WRITTEN EXERCISE => In the records that follow, show each line where the word "المسجلين" is present.
-- Start --
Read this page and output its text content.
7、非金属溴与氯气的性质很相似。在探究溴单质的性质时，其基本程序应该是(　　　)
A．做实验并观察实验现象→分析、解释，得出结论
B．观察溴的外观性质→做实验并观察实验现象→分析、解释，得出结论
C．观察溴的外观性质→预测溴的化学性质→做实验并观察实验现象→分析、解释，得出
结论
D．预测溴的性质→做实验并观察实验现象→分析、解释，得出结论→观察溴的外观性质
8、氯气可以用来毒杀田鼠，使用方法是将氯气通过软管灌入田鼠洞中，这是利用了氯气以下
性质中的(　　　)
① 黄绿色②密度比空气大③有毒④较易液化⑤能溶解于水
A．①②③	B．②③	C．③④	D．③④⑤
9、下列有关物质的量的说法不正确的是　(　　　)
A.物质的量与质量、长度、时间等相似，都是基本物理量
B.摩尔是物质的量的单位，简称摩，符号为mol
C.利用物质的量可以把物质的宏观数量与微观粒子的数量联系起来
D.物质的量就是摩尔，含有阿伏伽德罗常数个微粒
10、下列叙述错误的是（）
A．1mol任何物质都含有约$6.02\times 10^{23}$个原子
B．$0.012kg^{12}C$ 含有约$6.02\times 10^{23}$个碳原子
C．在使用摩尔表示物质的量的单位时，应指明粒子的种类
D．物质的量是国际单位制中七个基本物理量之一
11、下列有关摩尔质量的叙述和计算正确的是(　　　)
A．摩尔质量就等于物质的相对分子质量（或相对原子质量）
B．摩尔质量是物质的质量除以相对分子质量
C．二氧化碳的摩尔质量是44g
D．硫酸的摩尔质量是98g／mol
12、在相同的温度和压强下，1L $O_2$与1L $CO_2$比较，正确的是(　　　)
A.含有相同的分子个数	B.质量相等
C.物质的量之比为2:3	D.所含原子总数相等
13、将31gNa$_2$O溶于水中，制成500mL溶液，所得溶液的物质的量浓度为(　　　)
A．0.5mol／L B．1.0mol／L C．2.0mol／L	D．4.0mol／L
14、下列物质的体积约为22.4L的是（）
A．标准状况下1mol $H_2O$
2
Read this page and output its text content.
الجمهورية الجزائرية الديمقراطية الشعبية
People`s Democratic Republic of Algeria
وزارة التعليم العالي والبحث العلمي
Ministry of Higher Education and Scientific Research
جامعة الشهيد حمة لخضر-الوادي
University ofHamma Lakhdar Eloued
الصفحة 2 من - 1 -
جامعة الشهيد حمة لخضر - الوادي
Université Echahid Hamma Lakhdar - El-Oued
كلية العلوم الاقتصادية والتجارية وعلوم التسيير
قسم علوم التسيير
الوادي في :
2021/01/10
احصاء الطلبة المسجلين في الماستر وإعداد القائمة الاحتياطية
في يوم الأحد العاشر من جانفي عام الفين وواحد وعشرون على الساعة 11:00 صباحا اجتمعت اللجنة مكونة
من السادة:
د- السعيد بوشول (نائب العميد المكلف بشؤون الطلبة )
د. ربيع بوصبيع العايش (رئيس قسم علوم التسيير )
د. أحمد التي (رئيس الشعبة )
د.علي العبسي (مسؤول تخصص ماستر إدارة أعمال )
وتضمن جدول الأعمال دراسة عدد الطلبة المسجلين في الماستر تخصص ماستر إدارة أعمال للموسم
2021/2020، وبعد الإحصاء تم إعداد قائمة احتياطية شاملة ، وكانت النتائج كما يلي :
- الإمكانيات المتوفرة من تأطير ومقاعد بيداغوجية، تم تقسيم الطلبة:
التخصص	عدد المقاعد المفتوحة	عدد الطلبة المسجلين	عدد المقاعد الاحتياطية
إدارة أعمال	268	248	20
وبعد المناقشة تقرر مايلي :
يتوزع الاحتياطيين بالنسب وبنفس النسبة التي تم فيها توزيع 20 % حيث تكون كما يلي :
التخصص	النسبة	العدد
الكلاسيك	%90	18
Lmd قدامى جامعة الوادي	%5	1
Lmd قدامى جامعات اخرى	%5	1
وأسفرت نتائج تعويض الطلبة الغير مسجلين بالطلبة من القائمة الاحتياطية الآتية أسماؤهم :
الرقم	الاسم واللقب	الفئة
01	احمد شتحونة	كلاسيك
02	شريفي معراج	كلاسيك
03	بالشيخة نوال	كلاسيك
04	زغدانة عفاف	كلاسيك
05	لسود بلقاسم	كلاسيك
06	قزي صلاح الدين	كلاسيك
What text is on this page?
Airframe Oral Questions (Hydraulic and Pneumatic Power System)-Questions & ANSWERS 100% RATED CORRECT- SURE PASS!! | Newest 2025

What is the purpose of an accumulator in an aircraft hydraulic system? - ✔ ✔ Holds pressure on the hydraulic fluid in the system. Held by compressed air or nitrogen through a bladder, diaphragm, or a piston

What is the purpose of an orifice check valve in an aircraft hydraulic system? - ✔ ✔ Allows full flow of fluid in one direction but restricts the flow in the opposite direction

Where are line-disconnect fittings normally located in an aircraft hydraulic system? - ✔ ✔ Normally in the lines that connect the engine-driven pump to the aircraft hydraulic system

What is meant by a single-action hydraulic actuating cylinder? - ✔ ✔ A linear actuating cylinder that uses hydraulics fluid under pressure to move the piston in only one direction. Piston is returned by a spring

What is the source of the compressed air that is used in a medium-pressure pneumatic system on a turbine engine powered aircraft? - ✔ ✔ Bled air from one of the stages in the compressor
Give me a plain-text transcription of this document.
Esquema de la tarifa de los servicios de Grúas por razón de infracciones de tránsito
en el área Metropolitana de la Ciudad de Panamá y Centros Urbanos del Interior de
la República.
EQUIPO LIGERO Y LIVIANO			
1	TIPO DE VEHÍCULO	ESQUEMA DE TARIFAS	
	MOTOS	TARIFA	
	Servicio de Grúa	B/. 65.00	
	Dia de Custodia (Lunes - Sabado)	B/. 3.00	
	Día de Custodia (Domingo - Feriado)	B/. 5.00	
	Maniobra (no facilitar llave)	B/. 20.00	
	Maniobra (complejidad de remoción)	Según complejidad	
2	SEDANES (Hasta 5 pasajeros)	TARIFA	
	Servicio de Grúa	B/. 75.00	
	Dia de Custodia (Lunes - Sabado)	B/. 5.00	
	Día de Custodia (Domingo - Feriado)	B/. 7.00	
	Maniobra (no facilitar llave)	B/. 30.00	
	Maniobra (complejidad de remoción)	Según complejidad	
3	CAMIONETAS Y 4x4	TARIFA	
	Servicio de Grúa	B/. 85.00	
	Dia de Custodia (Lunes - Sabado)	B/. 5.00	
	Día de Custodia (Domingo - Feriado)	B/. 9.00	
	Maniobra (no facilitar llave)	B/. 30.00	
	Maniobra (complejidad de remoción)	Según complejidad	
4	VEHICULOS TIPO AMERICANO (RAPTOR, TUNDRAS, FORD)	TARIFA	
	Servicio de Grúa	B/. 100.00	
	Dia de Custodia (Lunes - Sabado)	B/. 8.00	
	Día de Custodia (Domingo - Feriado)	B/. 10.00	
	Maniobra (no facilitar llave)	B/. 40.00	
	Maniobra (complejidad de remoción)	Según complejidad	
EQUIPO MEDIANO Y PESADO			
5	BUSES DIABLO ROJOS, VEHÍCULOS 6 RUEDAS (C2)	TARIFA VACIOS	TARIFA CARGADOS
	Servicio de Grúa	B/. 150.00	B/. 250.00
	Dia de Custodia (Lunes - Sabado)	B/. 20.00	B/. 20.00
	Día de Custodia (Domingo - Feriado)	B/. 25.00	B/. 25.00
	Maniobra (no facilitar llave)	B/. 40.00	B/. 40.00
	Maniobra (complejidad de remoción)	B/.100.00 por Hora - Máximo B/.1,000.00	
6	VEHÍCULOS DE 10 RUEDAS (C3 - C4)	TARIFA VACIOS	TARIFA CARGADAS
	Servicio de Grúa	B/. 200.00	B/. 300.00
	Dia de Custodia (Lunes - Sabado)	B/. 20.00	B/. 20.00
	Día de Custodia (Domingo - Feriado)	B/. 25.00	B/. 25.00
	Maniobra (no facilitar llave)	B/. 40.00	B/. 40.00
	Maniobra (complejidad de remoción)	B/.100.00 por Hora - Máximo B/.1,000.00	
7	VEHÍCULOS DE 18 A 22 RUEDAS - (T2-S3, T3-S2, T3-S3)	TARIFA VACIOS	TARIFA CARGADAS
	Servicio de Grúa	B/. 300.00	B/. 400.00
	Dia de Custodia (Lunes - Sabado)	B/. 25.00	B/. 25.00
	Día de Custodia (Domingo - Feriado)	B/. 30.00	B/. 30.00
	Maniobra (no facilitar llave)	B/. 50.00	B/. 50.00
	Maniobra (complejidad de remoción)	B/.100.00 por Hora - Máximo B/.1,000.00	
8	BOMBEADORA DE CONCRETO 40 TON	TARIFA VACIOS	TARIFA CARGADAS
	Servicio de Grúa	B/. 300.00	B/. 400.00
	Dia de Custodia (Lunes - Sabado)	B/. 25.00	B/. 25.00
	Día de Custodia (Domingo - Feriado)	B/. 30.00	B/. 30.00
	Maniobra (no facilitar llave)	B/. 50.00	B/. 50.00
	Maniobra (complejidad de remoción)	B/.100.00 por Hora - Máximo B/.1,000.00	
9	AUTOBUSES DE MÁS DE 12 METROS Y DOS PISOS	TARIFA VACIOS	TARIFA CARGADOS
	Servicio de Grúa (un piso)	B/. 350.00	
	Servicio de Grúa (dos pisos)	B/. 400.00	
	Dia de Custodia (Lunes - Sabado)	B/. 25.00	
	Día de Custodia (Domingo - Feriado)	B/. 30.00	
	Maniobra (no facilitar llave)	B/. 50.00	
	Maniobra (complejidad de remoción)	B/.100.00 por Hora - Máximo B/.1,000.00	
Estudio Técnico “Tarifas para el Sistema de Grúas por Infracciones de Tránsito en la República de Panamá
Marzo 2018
-- End --
OUTPUT FOR THIS TASK =>
احصاء الطلبة المسجلين في الماستر وإعداد القائمة الاحتياطية
وتضمن جدول الأعمال دراسة عدد الطلبة المسجلين في الماستر تخصص ماستر إدارة أعمال للموسم
التخصص	عدد المقاعد المفتوحة	عدد الطلبة المسجلين	عدد المقاعد الاحتياطية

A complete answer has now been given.